■ BRIEF
Below are some records. Say how many of their lines include the string "type", giving only the number.

Records from a collection
##########
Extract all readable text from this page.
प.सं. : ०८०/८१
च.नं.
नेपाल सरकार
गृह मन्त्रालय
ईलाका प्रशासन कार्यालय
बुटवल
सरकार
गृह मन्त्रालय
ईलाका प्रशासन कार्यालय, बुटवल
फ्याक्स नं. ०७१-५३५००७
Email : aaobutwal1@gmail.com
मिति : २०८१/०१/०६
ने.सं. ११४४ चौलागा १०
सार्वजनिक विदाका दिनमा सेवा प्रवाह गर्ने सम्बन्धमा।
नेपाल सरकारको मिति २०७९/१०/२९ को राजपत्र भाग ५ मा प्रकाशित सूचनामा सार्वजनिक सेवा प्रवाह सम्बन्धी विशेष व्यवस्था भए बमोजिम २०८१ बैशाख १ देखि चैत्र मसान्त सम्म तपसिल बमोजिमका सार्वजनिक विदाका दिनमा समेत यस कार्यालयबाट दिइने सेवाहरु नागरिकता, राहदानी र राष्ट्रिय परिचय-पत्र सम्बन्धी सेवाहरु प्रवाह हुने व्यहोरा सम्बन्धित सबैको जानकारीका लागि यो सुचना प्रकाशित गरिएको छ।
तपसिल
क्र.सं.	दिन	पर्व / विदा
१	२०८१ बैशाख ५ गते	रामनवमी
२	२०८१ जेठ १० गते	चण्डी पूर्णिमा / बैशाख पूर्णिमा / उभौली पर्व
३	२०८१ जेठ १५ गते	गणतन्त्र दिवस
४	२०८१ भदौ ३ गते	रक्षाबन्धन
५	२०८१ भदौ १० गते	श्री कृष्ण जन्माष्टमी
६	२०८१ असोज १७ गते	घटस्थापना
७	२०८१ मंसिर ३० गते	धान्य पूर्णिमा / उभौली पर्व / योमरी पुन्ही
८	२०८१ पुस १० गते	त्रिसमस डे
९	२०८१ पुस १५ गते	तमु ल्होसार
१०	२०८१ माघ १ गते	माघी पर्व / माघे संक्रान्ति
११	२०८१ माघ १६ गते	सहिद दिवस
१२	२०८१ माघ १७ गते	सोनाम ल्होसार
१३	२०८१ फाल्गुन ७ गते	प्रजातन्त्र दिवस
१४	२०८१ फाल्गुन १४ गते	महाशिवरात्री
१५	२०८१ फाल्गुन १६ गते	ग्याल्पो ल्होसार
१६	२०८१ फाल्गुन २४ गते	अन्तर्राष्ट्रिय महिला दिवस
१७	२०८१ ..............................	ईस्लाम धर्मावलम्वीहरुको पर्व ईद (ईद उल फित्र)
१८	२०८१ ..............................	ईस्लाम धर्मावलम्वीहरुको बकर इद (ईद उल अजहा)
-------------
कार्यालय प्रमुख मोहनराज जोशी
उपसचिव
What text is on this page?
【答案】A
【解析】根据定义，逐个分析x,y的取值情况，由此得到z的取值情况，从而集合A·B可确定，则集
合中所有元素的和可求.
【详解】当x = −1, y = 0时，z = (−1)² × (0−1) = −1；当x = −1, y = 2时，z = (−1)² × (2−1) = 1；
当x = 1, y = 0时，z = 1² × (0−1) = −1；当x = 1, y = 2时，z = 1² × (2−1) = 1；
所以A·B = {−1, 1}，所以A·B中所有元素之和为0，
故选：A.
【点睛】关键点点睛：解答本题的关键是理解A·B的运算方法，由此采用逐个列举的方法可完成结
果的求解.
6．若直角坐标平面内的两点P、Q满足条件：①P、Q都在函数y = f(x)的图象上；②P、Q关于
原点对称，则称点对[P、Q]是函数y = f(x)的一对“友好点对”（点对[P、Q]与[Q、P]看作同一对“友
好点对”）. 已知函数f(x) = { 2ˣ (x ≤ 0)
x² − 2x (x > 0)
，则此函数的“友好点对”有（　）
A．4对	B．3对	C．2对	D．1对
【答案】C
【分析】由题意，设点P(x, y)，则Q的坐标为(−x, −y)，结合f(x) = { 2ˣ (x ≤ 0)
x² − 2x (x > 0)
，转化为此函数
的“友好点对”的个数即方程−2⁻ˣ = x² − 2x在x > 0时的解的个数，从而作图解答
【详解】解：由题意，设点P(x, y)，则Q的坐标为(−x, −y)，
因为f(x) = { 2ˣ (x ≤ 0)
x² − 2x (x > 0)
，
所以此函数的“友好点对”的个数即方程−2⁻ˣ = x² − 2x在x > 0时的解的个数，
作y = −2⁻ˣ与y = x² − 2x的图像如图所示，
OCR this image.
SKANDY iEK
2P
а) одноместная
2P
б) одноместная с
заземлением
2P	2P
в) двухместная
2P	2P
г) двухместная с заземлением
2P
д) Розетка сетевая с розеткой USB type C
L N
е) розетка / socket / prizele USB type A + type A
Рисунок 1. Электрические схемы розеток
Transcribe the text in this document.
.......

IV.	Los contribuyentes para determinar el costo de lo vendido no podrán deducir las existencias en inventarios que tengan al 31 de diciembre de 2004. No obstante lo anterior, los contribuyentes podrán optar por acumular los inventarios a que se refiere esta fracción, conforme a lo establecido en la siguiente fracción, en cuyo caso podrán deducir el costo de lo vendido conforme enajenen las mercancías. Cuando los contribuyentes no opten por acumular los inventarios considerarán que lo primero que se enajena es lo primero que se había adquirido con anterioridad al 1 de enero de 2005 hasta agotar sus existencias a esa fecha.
##########
■ SOLUTION TO THIS TASK
2